> **EXERCISE REQUIREMENTS**
Scan the lines below for the string "prefix" and report how many lines contain it, giving only the number.
· · · · · · ·
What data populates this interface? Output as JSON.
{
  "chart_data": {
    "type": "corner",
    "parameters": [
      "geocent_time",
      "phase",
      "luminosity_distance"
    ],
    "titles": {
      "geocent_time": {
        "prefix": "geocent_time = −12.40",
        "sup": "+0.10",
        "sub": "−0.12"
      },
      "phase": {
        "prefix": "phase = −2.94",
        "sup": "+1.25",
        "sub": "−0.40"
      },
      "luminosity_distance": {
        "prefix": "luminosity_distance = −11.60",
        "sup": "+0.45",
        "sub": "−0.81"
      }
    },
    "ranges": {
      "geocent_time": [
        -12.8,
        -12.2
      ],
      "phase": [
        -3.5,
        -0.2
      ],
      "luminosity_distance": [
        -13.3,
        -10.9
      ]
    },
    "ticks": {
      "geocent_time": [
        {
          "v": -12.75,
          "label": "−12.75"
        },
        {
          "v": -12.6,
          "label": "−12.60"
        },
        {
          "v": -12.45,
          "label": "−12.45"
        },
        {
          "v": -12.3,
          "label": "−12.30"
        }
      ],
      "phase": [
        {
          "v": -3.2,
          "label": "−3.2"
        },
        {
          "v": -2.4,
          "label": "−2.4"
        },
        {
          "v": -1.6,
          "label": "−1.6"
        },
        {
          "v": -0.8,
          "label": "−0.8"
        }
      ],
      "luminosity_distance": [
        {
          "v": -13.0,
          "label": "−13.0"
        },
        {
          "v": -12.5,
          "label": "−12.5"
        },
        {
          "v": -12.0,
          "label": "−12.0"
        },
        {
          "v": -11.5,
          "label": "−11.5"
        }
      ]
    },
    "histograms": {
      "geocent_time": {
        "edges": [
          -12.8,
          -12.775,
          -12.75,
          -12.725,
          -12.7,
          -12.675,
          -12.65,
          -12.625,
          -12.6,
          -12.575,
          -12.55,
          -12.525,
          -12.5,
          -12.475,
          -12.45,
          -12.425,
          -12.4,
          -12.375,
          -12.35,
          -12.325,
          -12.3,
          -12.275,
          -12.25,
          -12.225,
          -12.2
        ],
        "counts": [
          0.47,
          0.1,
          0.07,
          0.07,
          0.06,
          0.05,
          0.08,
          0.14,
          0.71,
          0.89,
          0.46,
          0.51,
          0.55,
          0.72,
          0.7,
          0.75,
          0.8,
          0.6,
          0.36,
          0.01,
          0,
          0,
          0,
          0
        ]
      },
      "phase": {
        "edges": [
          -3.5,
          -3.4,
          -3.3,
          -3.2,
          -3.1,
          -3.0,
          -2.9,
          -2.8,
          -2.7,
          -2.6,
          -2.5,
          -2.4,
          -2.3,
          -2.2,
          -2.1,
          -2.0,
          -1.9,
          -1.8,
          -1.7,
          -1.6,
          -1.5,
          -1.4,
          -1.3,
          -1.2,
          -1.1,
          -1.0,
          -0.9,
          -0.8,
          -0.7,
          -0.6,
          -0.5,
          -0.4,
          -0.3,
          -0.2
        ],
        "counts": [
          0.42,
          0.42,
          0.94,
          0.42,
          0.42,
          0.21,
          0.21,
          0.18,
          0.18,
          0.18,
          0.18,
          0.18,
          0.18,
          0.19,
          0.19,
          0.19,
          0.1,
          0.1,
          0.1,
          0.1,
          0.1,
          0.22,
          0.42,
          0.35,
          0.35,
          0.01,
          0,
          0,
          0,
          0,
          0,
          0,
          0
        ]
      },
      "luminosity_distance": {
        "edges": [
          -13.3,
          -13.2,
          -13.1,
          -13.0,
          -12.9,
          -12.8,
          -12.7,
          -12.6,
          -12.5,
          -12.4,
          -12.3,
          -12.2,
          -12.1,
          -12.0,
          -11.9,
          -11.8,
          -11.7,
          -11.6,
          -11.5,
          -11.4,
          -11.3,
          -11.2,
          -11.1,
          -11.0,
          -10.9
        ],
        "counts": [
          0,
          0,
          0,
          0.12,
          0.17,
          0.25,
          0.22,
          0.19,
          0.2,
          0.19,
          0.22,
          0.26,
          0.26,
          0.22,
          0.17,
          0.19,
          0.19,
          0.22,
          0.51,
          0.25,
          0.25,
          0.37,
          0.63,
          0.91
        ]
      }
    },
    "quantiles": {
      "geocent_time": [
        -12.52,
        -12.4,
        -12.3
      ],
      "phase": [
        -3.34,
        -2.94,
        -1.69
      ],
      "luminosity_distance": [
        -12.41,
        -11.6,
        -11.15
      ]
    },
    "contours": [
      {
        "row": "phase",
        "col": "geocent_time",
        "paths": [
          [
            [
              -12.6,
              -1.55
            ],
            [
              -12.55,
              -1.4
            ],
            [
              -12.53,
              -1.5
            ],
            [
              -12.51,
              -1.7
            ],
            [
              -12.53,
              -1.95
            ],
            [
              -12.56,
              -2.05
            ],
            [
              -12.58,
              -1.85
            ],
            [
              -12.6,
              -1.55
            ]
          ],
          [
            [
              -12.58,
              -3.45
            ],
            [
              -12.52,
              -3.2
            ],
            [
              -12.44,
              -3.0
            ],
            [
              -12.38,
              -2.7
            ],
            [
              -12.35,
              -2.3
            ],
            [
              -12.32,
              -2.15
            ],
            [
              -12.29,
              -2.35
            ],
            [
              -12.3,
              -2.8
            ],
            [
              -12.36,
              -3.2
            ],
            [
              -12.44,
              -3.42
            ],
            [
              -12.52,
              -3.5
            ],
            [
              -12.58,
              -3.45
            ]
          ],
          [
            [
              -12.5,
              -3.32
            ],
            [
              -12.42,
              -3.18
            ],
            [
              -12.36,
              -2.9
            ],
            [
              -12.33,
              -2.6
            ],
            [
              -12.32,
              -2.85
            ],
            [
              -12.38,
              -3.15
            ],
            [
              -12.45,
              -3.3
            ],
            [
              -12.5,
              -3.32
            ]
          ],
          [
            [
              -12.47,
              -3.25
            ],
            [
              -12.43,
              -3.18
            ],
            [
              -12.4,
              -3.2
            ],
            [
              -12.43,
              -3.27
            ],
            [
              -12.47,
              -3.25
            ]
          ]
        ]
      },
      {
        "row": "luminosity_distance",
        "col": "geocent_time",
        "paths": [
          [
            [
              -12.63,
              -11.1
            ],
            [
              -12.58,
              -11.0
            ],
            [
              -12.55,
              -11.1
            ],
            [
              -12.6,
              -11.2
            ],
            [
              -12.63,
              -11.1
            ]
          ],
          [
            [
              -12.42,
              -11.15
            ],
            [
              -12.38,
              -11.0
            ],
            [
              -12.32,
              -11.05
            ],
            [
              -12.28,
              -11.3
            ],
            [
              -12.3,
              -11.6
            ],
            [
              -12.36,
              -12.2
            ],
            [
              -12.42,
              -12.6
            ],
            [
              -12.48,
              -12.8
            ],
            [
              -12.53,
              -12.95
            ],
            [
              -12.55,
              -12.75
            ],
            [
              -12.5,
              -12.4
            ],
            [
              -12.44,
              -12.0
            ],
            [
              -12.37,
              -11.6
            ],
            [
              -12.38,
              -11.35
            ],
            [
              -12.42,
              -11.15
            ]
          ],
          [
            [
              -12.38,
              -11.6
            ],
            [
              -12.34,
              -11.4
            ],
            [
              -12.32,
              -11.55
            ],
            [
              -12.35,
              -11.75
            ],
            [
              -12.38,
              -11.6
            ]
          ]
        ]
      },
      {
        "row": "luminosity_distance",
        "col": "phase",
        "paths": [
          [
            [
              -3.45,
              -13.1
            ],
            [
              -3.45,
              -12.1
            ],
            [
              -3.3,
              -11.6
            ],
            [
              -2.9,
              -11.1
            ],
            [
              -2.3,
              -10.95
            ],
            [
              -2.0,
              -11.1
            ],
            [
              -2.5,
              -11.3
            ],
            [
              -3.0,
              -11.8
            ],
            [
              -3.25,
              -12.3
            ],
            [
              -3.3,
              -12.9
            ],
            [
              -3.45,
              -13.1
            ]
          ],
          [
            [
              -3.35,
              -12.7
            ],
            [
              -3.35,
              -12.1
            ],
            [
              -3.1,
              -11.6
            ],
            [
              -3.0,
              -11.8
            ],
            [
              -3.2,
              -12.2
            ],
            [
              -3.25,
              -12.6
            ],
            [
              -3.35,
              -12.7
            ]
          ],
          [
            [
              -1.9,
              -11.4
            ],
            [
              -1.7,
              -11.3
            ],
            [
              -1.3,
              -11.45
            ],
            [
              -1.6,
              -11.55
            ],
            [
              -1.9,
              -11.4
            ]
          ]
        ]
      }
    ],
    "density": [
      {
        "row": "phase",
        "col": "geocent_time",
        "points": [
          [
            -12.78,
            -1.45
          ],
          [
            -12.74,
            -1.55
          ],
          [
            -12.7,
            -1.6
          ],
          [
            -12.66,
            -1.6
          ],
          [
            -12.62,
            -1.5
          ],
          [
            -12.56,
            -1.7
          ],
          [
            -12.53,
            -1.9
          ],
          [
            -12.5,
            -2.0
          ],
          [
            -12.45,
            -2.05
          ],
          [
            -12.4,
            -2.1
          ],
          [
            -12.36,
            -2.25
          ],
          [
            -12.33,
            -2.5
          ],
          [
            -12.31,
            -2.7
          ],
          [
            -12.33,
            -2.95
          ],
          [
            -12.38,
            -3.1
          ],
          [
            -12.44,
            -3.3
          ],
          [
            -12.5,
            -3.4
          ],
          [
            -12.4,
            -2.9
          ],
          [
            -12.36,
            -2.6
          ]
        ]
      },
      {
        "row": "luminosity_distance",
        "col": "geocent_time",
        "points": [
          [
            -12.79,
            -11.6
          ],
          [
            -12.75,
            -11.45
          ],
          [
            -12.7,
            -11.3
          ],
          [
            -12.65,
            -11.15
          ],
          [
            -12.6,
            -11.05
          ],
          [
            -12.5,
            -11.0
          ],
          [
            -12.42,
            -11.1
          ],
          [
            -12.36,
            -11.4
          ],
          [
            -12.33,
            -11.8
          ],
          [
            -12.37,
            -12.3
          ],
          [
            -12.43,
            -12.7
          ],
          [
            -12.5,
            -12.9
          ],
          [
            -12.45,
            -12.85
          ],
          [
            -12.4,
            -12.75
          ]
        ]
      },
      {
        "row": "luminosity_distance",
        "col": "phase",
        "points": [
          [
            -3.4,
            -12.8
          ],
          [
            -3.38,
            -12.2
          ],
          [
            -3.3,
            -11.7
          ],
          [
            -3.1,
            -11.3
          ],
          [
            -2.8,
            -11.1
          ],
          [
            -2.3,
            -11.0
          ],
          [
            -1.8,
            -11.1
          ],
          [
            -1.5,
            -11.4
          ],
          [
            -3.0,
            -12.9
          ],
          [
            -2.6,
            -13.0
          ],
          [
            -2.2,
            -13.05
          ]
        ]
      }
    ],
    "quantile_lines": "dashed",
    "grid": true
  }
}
· · · · · · ·
> **WORKED SOLUTION**
3